▶ What is needed: Print exactly, and only, the lines running from the line containing "Output a JSON" through the end of the records below.

___ Extracted information ___

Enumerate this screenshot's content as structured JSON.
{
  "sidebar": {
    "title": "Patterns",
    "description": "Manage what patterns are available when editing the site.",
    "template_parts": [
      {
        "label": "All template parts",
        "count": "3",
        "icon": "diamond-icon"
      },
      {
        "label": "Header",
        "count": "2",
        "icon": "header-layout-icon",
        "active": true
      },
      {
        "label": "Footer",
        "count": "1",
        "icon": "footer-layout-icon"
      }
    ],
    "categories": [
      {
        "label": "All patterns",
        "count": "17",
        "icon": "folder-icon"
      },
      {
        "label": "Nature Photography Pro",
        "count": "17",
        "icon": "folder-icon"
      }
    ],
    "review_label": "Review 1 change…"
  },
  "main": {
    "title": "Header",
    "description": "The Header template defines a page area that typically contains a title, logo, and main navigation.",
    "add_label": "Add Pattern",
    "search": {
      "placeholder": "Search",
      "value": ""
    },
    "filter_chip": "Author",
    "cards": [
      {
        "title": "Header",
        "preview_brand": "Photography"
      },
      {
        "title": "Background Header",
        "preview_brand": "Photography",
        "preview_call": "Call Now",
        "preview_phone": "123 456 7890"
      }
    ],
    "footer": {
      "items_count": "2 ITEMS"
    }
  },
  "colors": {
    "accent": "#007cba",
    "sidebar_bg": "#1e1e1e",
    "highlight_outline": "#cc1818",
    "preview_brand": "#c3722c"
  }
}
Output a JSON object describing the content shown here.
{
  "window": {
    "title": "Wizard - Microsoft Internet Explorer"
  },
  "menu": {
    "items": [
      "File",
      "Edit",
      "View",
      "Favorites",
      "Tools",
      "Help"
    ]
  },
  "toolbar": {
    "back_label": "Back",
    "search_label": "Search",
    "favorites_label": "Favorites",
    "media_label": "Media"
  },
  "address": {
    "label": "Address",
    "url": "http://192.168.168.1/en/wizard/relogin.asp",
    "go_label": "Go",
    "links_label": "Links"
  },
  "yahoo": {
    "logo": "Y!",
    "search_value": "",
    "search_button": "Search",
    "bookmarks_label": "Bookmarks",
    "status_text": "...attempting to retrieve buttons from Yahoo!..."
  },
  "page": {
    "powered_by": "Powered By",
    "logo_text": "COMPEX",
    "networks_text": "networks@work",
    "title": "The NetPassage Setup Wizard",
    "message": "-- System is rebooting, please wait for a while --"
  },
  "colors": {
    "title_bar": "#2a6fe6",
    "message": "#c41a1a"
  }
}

___

▶ Answer to the exercise:
Output a JSON object describing the content shown here.
{
  "window": {
    "title": "Wizard - Microsoft Internet Explorer"
  },
  "menu": {
    "items": [
      "File",
      "Edit",
      "View",
      "Favorites",
      "Tools",
      "Help"
    ]
  },
  "toolbar": {
    "back_label": "Back",
    "search_label": "Search",
    "favorites_label": "Favorites",
    "media_label": "Media"
  },
  "address": {
    "label": "Address",
    "url": "http://192.168.168.1/en/wizard/relogin.asp",
    "go_label": "Go",
    "links_label": "Links"
  },
  "yahoo": {
    "logo": "Y!",
    "search_value": "",
    "search_button": "Search",
    "bookmarks_label": "Bookmarks",
    "status_text": "...attempting to retrieve buttons from Yahoo!..."
  },
  "page": {
    "powered_by": "Powered By",
    "logo_text": "COMPEX",
    "networks_text": "networks@work",
    "title": "The NetPassage Setup Wizard",
    "message": "-- System is rebooting, please wait for a while --"
  },
  "colors": {
    "title_bar": "#2a6fe6",
    "message": "#c41a1a"
  }
}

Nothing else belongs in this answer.